Records provided:
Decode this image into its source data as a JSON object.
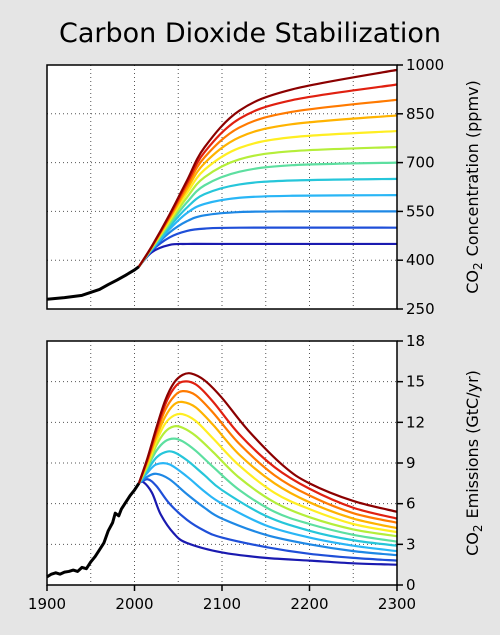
{
  "title": "Carbon Dioxide Stabilization",
  "chart_data": [
    {
      "type": "line",
      "panel": "concentration",
      "ylabel_prefix": "CO",
      "ylabel_sub": "2",
      "ylabel_suffix": "Concentration (ppmv)",
      "xlim": [
        1900,
        2300
      ],
      "ylim": [
        250,
        1000
      ],
      "yticks": [
        250,
        400,
        550,
        700,
        850,
        1000
      ],
      "y_tick_side": "right",
      "grid": true,
      "history": {
        "color": "#000000",
        "x": [
          1900,
          1920,
          1940,
          1960,
          1970,
          1980,
          1990,
          2000,
          2005
        ],
        "y": [
          280,
          285,
          292,
          310,
          325,
          339,
          354,
          370,
          380
        ]
      },
      "series": [
        {
          "color": "#1a1ab0",
          "x": [
            2005,
            2020,
            2040,
            2060,
            2100,
            2300
          ],
          "y": [
            380,
            425,
            447,
            450,
            450,
            450
          ]
        },
        {
          "color": "#1f4fd8",
          "x": [
            2005,
            2020,
            2040,
            2060,
            2080,
            2120,
            2300
          ],
          "y": [
            380,
            430,
            470,
            490,
            497,
            500,
            500
          ]
        },
        {
          "color": "#1e88e5",
          "x": [
            2005,
            2020,
            2040,
            2060,
            2080,
            2120,
            2180,
            2300
          ],
          "y": [
            380,
            432,
            485,
            520,
            538,
            548,
            550,
            550
          ]
        },
        {
          "color": "#29b6f6",
          "x": [
            2005,
            2020,
            2040,
            2060,
            2080,
            2120,
            2180,
            2300
          ],
          "y": [
            380,
            433,
            495,
            545,
            573,
            592,
            598,
            600
          ]
        },
        {
          "color": "#26c6da",
          "x": [
            2005,
            2020,
            2040,
            2060,
            2080,
            2120,
            2180,
            2300
          ],
          "y": [
            380,
            435,
            503,
            562,
            603,
            633,
            645,
            650
          ]
        },
        {
          "color": "#5ddfa0",
          "x": [
            2005,
            2020,
            2040,
            2060,
            2080,
            2120,
            2180,
            2300
          ],
          "y": [
            380,
            437,
            510,
            578,
            630,
            672,
            692,
            700
          ]
        },
        {
          "color": "#b5ee3a",
          "x": [
            2005,
            2020,
            2040,
            2060,
            2080,
            2120,
            2180,
            2300
          ],
          "y": [
            380,
            438,
            517,
            593,
            655,
            710,
            735,
            748
          ]
        },
        {
          "color": "#ffee22",
          "x": [
            2005,
            2020,
            2040,
            2060,
            2080,
            2120,
            2180,
            2300
          ],
          "y": [
            380,
            440,
            523,
            606,
            678,
            745,
            778,
            797
          ]
        },
        {
          "color": "#ffb300",
          "x": [
            2005,
            2020,
            2040,
            2060,
            2080,
            2120,
            2180,
            2300
          ],
          "y": [
            380,
            441,
            528,
            618,
            698,
            778,
            818,
            845
          ]
        },
        {
          "color": "#ff7a00",
          "x": [
            2005,
            2020,
            2040,
            2060,
            2080,
            2120,
            2180,
            2300
          ],
          "y": [
            380,
            442,
            532,
            628,
            716,
            808,
            856,
            893
          ]
        },
        {
          "color": "#e02010",
          "x": [
            2005,
            2020,
            2040,
            2060,
            2080,
            2120,
            2180,
            2300
          ],
          "y": [
            380,
            443,
            536,
            637,
            732,
            835,
            892,
            940
          ]
        },
        {
          "color": "#8b0000",
          "x": [
            2005,
            2020,
            2040,
            2060,
            2080,
            2120,
            2180,
            2300
          ],
          "y": [
            380,
            444,
            540,
            645,
            747,
            860,
            925,
            985
          ]
        }
      ]
    },
    {
      "type": "line",
      "panel": "emissions",
      "ylabel_prefix": "CO",
      "ylabel_sub": "2",
      "ylabel_suffix": "Emissions (GtC/yr)",
      "xlim": [
        1900,
        2300
      ],
      "ylim": [
        0,
        18
      ],
      "yticks": [
        0,
        3,
        6,
        9,
        12,
        15,
        18
      ],
      "xticks": [
        1900,
        2000,
        2100,
        2200,
        2300
      ],
      "y_tick_side": "right",
      "grid": true,
      "history": {
        "color": "#000000",
        "x": [
          1900,
          1905,
          1910,
          1915,
          1920,
          1925,
          1930,
          1935,
          1940,
          1945,
          1950,
          1955,
          1960,
          1965,
          1970,
          1975,
          1978,
          1982,
          1985,
          1990,
          1995,
          2000,
          2005
        ],
        "y": [
          0.6,
          0.8,
          0.9,
          0.8,
          0.95,
          1.0,
          1.1,
          1.0,
          1.3,
          1.2,
          1.7,
          2.1,
          2.6,
          3.1,
          4.0,
          4.6,
          5.3,
          5.1,
          5.6,
          6.1,
          6.6,
          7.0,
          7.5
        ]
      },
      "series": [
        {
          "color": "#1a1ab0",
          "x": [
            2005,
            2010,
            2020,
            2030,
            2045,
            2060,
            2100,
            2150,
            2200,
            2250,
            2300
          ],
          "y": [
            7.5,
            7.6,
            6.8,
            5.2,
            3.8,
            3.1,
            2.4,
            2.0,
            1.8,
            1.6,
            1.5
          ]
        },
        {
          "color": "#1f4fd8",
          "x": [
            2005,
            2015,
            2025,
            2040,
            2060,
            2080,
            2100,
            2150,
            2200,
            2250,
            2300
          ],
          "y": [
            7.5,
            7.8,
            7.3,
            6.0,
            4.8,
            4.0,
            3.5,
            2.8,
            2.3,
            2.0,
            1.8
          ]
        },
        {
          "color": "#1e88e5",
          "x": [
            2005,
            2015,
            2025,
            2040,
            2060,
            2080,
            2100,
            2150,
            2200,
            2250,
            2300
          ],
          "y": [
            7.5,
            8.0,
            8.2,
            7.8,
            6.7,
            5.7,
            4.9,
            3.7,
            3.0,
            2.5,
            2.2
          ]
        },
        {
          "color": "#29b6f6",
          "x": [
            2005,
            2015,
            2025,
            2040,
            2060,
            2080,
            2100,
            2150,
            2200,
            2250,
            2300
          ],
          "y": [
            7.5,
            8.3,
            8.9,
            8.9,
            8.0,
            6.9,
            6.0,
            4.4,
            3.5,
            2.9,
            2.5
          ]
        },
        {
          "color": "#26c6da",
          "x": [
            2005,
            2015,
            2025,
            2035,
            2045,
            2060,
            2080,
            2100,
            2150,
            2200,
            2250,
            2300
          ],
          "y": [
            7.5,
            8.5,
            9.4,
            9.8,
            9.8,
            9.2,
            8.1,
            7.0,
            5.1,
            4.0,
            3.3,
            2.9
          ]
        },
        {
          "color": "#5ddfa0",
          "x": [
            2005,
            2015,
            2025,
            2035,
            2045,
            2055,
            2070,
            2090,
            2120,
            2160,
            2200,
            2250,
            2300
          ],
          "y": [
            7.5,
            8.7,
            9.9,
            10.6,
            10.8,
            10.6,
            9.9,
            8.7,
            7.0,
            5.4,
            4.5,
            3.7,
            3.2
          ]
        },
        {
          "color": "#b5ee3a",
          "x": [
            2005,
            2015,
            2025,
            2035,
            2045,
            2055,
            2070,
            2090,
            2120,
            2160,
            2200,
            2250,
            2300
          ],
          "y": [
            7.5,
            8.8,
            10.3,
            11.3,
            11.7,
            11.6,
            11.0,
            9.8,
            7.9,
            6.1,
            5.0,
            4.1,
            3.6
          ]
        },
        {
          "color": "#ffee22",
          "x": [
            2005,
            2015,
            2025,
            2035,
            2045,
            2055,
            2070,
            2090,
            2120,
            2160,
            2200,
            2250,
            2300
          ],
          "y": [
            7.5,
            9.0,
            10.6,
            11.9,
            12.5,
            12.6,
            12.1,
            10.8,
            8.8,
            6.8,
            5.6,
            4.5,
            3.9
          ]
        },
        {
          "color": "#ffb300",
          "x": [
            2005,
            2015,
            2025,
            2035,
            2045,
            2055,
            2070,
            2090,
            2120,
            2160,
            2200,
            2250,
            2300
          ],
          "y": [
            7.5,
            9.1,
            10.9,
            12.4,
            13.3,
            13.5,
            13.1,
            11.8,
            9.6,
            7.5,
            6.1,
            4.9,
            4.2
          ]
        },
        {
          "color": "#ff7a00",
          "x": [
            2005,
            2015,
            2025,
            2035,
            2045,
            2055,
            2070,
            2090,
            2120,
            2160,
            2200,
            2250,
            2300
          ],
          "y": [
            7.5,
            9.2,
            11.2,
            12.9,
            13.9,
            14.3,
            14.0,
            12.7,
            10.4,
            8.1,
            6.6,
            5.3,
            4.6
          ]
        },
        {
          "color": "#e02010",
          "x": [
            2005,
            2015,
            2025,
            2035,
            2045,
            2055,
            2070,
            2090,
            2120,
            2160,
            2200,
            2250,
            2300
          ],
          "y": [
            7.5,
            9.3,
            11.4,
            13.3,
            14.5,
            15.0,
            14.8,
            13.5,
            11.1,
            8.7,
            7.1,
            5.7,
            4.9
          ]
        },
        {
          "color": "#8b0000",
          "x": [
            2005,
            2015,
            2025,
            2035,
            2045,
            2055,
            2065,
            2080,
            2100,
            2130,
            2170,
            2200,
            2250,
            2300
          ],
          "y": [
            7.5,
            9.4,
            11.6,
            13.6,
            14.9,
            15.5,
            15.6,
            15.1,
            13.8,
            11.4,
            8.8,
            7.5,
            6.2,
            5.4
          ]
        }
      ]
    }
  ]
}
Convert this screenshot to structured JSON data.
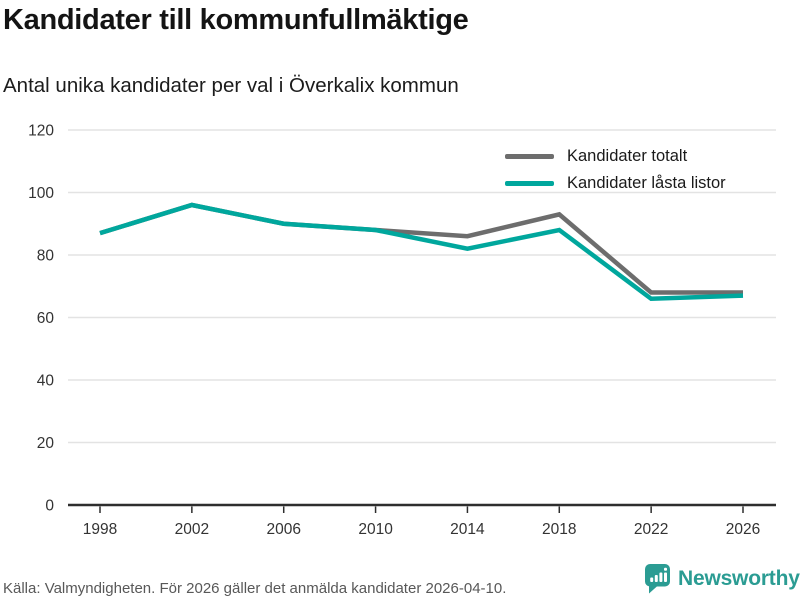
{
  "title": "Kandidater till kommunfullmäktige",
  "subtitle": "Antal unika kandidater per val i Överkalix kommun",
  "footer": {
    "source": "Källa: Valmyndigheten. För 2026 gäller det anmälda kandidater 2026-04-10.",
    "brand": "Newsworthy"
  },
  "colors": {
    "total_line": "#6d6d6d",
    "locked_line": "#00a79d",
    "brand_teal": "#2b9c93",
    "gridline": "#e3e3e3",
    "axis": "#2e2e2e"
  },
  "chart_data": {
    "type": "line",
    "categories": [
      "1998",
      "2002",
      "2006",
      "2010",
      "2014",
      "2018",
      "2022",
      "2026"
    ],
    "series": [
      {
        "name": "Kandidater totalt",
        "color": "#6d6d6d",
        "values": [
          87,
          96,
          90,
          88,
          86,
          93,
          68,
          68
        ]
      },
      {
        "name": "Kandidater låsta listor",
        "color": "#00a79d",
        "values": [
          87,
          96,
          90,
          88,
          82,
          88,
          66,
          67
        ]
      }
    ],
    "xlabel": "",
    "ylabel": "",
    "ylim": [
      0,
      120
    ],
    "yticks": [
      0,
      20,
      40,
      60,
      80,
      100,
      120
    ],
    "grid": "horizontal",
    "legend_position": "top-right-inside"
  }
}
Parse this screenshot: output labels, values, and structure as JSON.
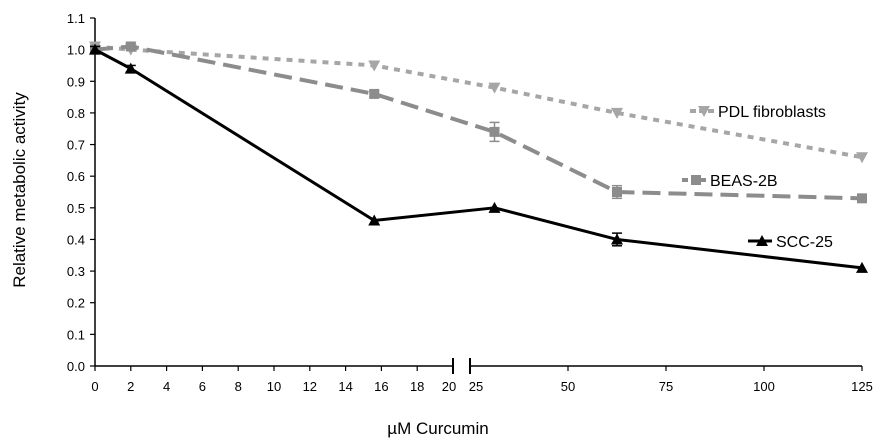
{
  "chart_data": {
    "type": "line",
    "title": "",
    "xlabel": "µM Curcumin",
    "ylabel": "Relative metabolic activity",
    "ylim": [
      0,
      1.1
    ],
    "y_ticks": [
      "0.0",
      "0.1",
      "0.2",
      "0.3",
      "0.4",
      "0.5",
      "0.6",
      "0.7",
      "0.8",
      "0.9",
      "1.0",
      "1.1"
    ],
    "x_axis_broken": true,
    "x_segments": [
      {
        "range": [
          0,
          20
        ],
        "ticks": [
          "0",
          "2",
          "4",
          "6",
          "8",
          "10",
          "12",
          "14",
          "16",
          "18",
          "20"
        ]
      },
      {
        "range": [
          25,
          125
        ],
        "ticks": [
          "25",
          "50",
          "75",
          "100",
          "125"
        ]
      }
    ],
    "grid": false,
    "series": [
      {
        "name": "PDL fibroblasts",
        "color": "#a6a6a6",
        "dash": "dotted",
        "marker": "triangle-down",
        "x": [
          0,
          2,
          15.6,
          31.25,
          62.5,
          125
        ],
        "y": [
          1.01,
          1.0,
          0.95,
          0.88,
          0.8,
          0.66
        ],
        "err": [
          0,
          0,
          0,
          0,
          0,
          0
        ]
      },
      {
        "name": "BEAS-2B",
        "color": "#8c8c8c",
        "dash": "dashed",
        "marker": "square",
        "x": [
          0,
          2,
          15.6,
          31.25,
          62.5,
          125
        ],
        "y": [
          1.0,
          1.01,
          0.86,
          0.74,
          0.55,
          0.53
        ],
        "err": [
          0.01,
          0.01,
          0.01,
          0.03,
          0.02,
          0.0
        ]
      },
      {
        "name": "SCC-25",
        "color": "#000000",
        "dash": "solid",
        "marker": "triangle-up",
        "x": [
          0,
          2,
          15.6,
          31.25,
          62.5,
          125
        ],
        "y": [
          1.0,
          0.94,
          0.46,
          0.5,
          0.4,
          0.31
        ],
        "err": [
          0.01,
          0.01,
          0.0,
          0.0,
          0.02,
          0.0
        ]
      }
    ]
  }
}
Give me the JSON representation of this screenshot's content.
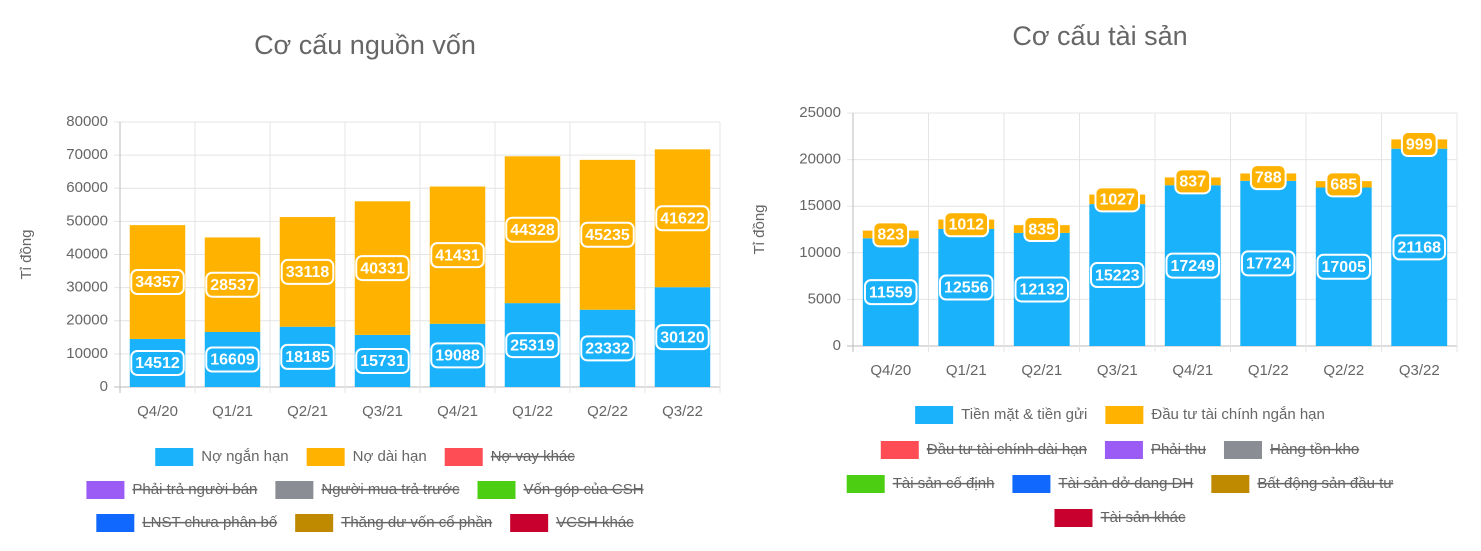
{
  "chart_data": [
    {
      "type": "bar",
      "stacked": true,
      "title": "Cơ cấu nguồn vốn",
      "y_label": "Tỉ đồng",
      "categories": [
        "Q4/20",
        "Q1/21",
        "Q2/21",
        "Q3/21",
        "Q4/21",
        "Q1/22",
        "Q2/22",
        "Q3/22"
      ],
      "series": [
        {
          "name": "Nợ ngắn hạn",
          "color": "#1ab2fb",
          "values": [
            14512,
            16609,
            18185,
            15731,
            19088,
            25319,
            23332,
            30120
          ]
        },
        {
          "name": "Nợ dài hạn",
          "color": "#ffb300",
          "values": [
            34357,
            28537,
            33118,
            40331,
            41431,
            44328,
            45235,
            41622
          ]
        }
      ],
      "legend_hidden": [
        {
          "name": "Nợ vay khác",
          "color": "#ff4d55"
        },
        {
          "name": "Phải trả người bán",
          "color": "#9b5cf6"
        },
        {
          "name": "Người mua trả trước",
          "color": "#8a8d93"
        },
        {
          "name": "Vốn góp của CSH",
          "color": "#4ccf12"
        },
        {
          "name": "LNST chưa phân bố",
          "color": "#1068ff"
        },
        {
          "name": "Thăng dư vốn cổ phần",
          "color": "#c08a00"
        },
        {
          "name": "VCSH khác",
          "color": "#c8002e"
        }
      ],
      "ylim": [
        0,
        80000
      ],
      "yticks": [
        0,
        10000,
        20000,
        30000,
        40000,
        50000,
        60000,
        70000,
        80000
      ],
      "grid": true
    },
    {
      "type": "bar",
      "stacked": true,
      "title": "Cơ cấu tài sản",
      "y_label": "Tỉ đồng",
      "categories": [
        "Q4/20",
        "Q1/21",
        "Q2/21",
        "Q3/21",
        "Q4/21",
        "Q1/22",
        "Q2/22",
        "Q3/22"
      ],
      "series": [
        {
          "name": "Tiền mặt & tiền gửi",
          "color": "#1ab2fb",
          "values": [
            11559,
            12556,
            12132,
            15223,
            17249,
            17724,
            17005,
            21168
          ]
        },
        {
          "name": "Đầu tư tài chính ngắn hạn",
          "color": "#ffb300",
          "values": [
            823,
            1012,
            835,
            1027,
            837,
            788,
            685,
            999
          ]
        }
      ],
      "legend_hidden": [
        {
          "name": "Đầu tư tài chính dài hạn",
          "color": "#ff4d55"
        },
        {
          "name": "Phải thu",
          "color": "#9b5cf6"
        },
        {
          "name": "Hàng tồn kho",
          "color": "#8a8d93"
        },
        {
          "name": "Tài sản cố định",
          "color": "#4ccf12"
        },
        {
          "name": "Tài sản dở dang DH",
          "color": "#1068ff"
        },
        {
          "name": "Bất động sản đầu tư",
          "color": "#c08a00"
        },
        {
          "name": "Tài sản khác",
          "color": "#c8002e"
        }
      ],
      "ylim": [
        0,
        25000
      ],
      "yticks": [
        0,
        5000,
        10000,
        15000,
        20000,
        25000
      ],
      "grid": true
    }
  ]
}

To do:
List all lines in the material containing the string "chính".

Output of the task:
          "name": "Đầu tư tài chính ngắn hạn",
          "name": "Đầu tư tài chính dài hạn",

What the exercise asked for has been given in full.